## Stored records
────────

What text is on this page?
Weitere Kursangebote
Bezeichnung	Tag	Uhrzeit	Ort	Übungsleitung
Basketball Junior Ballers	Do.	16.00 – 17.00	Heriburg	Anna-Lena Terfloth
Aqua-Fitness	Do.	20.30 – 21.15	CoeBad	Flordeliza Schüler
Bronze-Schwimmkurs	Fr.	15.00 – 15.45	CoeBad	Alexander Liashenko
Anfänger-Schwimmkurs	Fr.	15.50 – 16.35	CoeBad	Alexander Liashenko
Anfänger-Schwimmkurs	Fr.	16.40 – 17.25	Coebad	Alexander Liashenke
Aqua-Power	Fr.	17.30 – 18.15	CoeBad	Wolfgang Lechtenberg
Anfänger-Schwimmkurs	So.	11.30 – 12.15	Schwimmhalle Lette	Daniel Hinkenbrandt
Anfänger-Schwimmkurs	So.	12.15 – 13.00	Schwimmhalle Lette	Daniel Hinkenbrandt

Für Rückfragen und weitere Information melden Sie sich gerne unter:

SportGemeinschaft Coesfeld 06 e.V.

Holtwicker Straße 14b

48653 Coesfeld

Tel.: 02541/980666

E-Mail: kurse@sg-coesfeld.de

────────

## Aim of the task
Copy out the full listing exactly.

## Expected answer
What text is on this page?
Weitere Kursangebote
Bezeichnung	Tag	Uhrzeit	Ort	Übungsleitung
Basketball Junior Ballers	Do.	16.00 – 17.00	Heriburg	Anna-Lena Terfloth
Aqua-Fitness	Do.	20.30 – 21.15	CoeBad	Flordeliza Schüler
Bronze-Schwimmkurs	Fr.	15.00 – 15.45	CoeBad	Alexander Liashenko
Anfänger-Schwimmkurs	Fr.	15.50 – 16.35	CoeBad	Alexander Liashenko
Anfänger-Schwimmkurs	Fr.	16.40 – 17.25	Coebad	Alexander Liashenke
Aqua-Power	Fr.	17.30 – 18.15	CoeBad	Wolfgang Lechtenberg
Anfänger-Schwimmkurs	So.	11.30 – 12.15	Schwimmhalle Lette	Daniel Hinkenbrandt
Anfänger-Schwimmkurs	So.	12.15 – 13.00	Schwimmhalle Lette	Daniel Hinkenbrandt

Für Rückfragen und weitere Information melden Sie sich gerne unter:

SportGemeinschaft Coesfeld 06 e.V.

Holtwicker Straße 14b

48653 Coesfeld

Tel.: 02541/980666

E-Mail: kurse@sg-coesfeld.de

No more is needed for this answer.